EXERCISE DESCRIPTION:
Output the full listing below exactly, without the pictures.

** BEGIN **

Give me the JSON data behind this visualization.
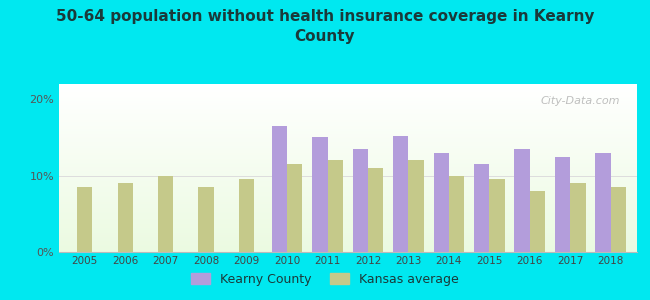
{
  "title": "50-64 population without health insurance coverage in Kearny\nCounty",
  "years": [
    2005,
    2006,
    2007,
    2008,
    2009,
    2010,
    2011,
    2012,
    2013,
    2014,
    2015,
    2016,
    2017,
    2018
  ],
  "kearny_values": [
    null,
    null,
    null,
    null,
    null,
    16.5,
    15.0,
    13.5,
    15.2,
    13.0,
    11.5,
    13.5,
    12.5,
    13.0
  ],
  "kansas_values": [
    8.5,
    9.0,
    10.0,
    8.5,
    9.5,
    11.5,
    12.0,
    11.0,
    12.0,
    10.0,
    9.5,
    8.0,
    9.0,
    8.5
  ],
  "kearny_color": "#b39ddb",
  "kansas_color": "#c5c98a",
  "bg_cyan": "#00e8f0",
  "title_color": "#1a3a3a",
  "ylim": [
    0,
    22
  ],
  "yticks": [
    0,
    10,
    20
  ],
  "ytick_labels": [
    "0%",
    "10%",
    "20%"
  ],
  "bar_width": 0.38,
  "legend_kearny": "Kearny County",
  "legend_kansas": "Kansas average",
  "watermark": "City-Data.com"
}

** END **

CORRECT ANSWER:
Give me the JSON data behind this visualization.
{
  "title": "50-64 population without health insurance coverage in Kearny\nCounty",
  "years": [
    2005,
    2006,
    2007,
    2008,
    2009,
    2010,
    2011,
    2012,
    2013,
    2014,
    2015,
    2016,
    2017,
    2018
  ],
  "kearny_values": [
    null,
    null,
    null,
    null,
    null,
    16.5,
    15.0,
    13.5,
    15.2,
    13.0,
    11.5,
    13.5,
    12.5,
    13.0
  ],
  "kansas_values": [
    8.5,
    9.0,
    10.0,
    8.5,
    9.5,
    11.5,
    12.0,
    11.0,
    12.0,
    10.0,
    9.5,
    8.0,
    9.0,
    8.5
  ],
  "kearny_color": "#b39ddb",
  "kansas_color": "#c5c98a",
  "bg_cyan": "#00e8f0",
  "title_color": "#1a3a3a",
  "ylim": [
    0,
    22
  ],
  "yticks": [
    0,
    10,
    20
  ],
  "ytick_labels": [
    "0%",
    "10%",
    "20%"
  ],
  "bar_width": 0.38,
  "legend_kearny": "Kearny County",
  "legend_kansas": "Kansas average",
  "watermark": "City-Data.com"
}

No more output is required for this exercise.